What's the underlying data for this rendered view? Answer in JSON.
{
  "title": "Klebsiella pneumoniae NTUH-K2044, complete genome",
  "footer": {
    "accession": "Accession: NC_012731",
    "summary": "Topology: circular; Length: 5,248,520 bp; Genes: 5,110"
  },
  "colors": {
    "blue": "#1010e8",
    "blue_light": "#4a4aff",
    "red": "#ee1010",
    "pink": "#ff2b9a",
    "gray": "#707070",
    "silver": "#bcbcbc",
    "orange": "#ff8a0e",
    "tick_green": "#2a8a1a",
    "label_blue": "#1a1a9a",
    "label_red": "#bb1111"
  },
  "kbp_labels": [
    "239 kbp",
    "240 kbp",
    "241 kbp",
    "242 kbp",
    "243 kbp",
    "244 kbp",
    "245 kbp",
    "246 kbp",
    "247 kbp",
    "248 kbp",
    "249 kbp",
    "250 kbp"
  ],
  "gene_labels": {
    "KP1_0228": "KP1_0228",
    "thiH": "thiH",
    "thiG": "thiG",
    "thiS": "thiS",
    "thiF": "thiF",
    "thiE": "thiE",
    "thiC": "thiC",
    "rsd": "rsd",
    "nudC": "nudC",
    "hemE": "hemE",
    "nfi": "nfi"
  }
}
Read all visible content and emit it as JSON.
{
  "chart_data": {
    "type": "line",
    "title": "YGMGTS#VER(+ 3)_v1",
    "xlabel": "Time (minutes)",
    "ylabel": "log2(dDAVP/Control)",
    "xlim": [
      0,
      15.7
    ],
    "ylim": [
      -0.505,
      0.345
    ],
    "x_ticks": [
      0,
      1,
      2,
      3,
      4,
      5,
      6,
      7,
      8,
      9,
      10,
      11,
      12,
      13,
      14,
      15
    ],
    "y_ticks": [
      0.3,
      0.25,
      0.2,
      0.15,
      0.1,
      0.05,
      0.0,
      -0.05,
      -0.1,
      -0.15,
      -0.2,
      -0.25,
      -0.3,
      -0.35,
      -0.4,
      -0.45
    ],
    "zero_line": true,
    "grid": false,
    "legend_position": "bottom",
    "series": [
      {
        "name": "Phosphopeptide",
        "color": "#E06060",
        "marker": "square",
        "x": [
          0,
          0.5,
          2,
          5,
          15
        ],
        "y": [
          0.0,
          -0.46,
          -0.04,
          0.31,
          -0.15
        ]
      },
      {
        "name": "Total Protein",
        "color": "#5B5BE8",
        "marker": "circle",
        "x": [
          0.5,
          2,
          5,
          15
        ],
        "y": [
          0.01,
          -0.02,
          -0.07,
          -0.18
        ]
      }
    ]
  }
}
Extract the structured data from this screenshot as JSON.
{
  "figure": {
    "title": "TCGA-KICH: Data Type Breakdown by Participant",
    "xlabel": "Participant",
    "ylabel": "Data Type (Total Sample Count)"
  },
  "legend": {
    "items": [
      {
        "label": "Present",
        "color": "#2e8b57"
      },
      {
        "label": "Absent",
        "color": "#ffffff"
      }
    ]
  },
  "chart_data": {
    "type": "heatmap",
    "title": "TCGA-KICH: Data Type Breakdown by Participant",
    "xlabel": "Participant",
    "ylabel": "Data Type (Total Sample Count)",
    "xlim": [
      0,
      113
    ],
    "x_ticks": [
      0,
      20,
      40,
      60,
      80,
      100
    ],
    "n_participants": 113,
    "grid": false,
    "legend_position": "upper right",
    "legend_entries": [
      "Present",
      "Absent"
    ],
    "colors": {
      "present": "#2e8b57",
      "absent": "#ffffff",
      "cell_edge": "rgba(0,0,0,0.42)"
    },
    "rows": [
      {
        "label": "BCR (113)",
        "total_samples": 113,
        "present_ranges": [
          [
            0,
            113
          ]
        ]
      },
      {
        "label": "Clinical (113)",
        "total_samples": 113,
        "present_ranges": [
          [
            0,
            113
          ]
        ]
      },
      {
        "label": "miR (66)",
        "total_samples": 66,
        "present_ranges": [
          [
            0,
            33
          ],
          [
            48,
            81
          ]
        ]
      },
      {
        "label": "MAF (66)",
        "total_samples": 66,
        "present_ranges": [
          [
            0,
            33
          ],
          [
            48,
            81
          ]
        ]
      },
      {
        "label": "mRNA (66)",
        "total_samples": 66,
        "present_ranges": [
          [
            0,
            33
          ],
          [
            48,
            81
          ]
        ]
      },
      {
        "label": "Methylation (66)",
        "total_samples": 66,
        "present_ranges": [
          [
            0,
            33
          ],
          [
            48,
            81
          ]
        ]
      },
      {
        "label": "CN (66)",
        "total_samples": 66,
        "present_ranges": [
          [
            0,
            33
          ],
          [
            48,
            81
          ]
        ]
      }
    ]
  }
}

********************

## EXERCISE OBJECTIVE
Every line that contains the string "title" should be copied from the records.

## EXERCISE RESULT
  "title": "Klebsiella pneumoniae NTUH-K2044, complete genome",
    "title": "YGMGTS#VER(+ 3)_v1",
    "title": "TCGA-KICH: Data Type Breakdown by Participant",
    "title": "TCGA-KICH: Data Type Breakdown by Participant",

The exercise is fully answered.